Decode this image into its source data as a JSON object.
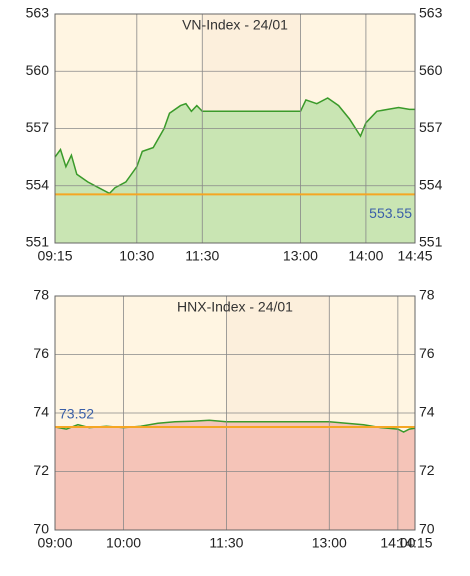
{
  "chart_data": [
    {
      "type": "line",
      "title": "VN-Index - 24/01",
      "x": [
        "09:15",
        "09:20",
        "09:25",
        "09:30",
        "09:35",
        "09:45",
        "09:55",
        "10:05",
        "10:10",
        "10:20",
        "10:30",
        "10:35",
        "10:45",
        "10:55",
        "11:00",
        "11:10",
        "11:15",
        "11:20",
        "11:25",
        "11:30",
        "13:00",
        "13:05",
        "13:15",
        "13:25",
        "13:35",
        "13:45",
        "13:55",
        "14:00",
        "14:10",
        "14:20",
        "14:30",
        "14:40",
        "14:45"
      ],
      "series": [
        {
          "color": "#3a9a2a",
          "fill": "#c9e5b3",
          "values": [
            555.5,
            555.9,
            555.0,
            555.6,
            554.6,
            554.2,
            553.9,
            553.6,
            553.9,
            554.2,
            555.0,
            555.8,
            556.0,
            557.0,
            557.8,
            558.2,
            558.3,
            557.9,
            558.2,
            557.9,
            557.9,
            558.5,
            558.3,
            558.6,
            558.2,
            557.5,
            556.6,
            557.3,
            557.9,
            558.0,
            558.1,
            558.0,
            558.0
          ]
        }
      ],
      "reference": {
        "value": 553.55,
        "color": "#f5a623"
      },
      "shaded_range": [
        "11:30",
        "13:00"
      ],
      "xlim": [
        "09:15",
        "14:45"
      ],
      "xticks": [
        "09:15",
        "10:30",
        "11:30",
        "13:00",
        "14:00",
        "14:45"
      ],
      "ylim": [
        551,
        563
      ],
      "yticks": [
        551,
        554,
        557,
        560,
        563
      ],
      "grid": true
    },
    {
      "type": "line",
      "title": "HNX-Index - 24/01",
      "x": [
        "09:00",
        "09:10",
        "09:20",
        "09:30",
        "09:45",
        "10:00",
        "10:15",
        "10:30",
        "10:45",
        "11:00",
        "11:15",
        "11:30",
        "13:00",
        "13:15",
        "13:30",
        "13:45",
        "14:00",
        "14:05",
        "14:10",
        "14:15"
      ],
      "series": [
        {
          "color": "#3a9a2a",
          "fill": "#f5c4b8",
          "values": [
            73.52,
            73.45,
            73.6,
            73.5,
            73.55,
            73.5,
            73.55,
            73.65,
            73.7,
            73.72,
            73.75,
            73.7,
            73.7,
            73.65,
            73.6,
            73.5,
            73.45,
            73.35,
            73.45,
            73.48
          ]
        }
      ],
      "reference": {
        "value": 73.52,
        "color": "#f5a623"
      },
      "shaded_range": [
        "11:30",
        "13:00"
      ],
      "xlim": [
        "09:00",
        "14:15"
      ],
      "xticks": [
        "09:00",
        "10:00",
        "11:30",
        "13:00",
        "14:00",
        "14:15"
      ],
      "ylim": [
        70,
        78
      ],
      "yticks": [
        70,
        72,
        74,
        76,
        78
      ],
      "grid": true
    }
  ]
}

··········

#### SHORT PROBLEM
Each line holding the word "title" counts once; report the total and nothing else.

#### RESULT
2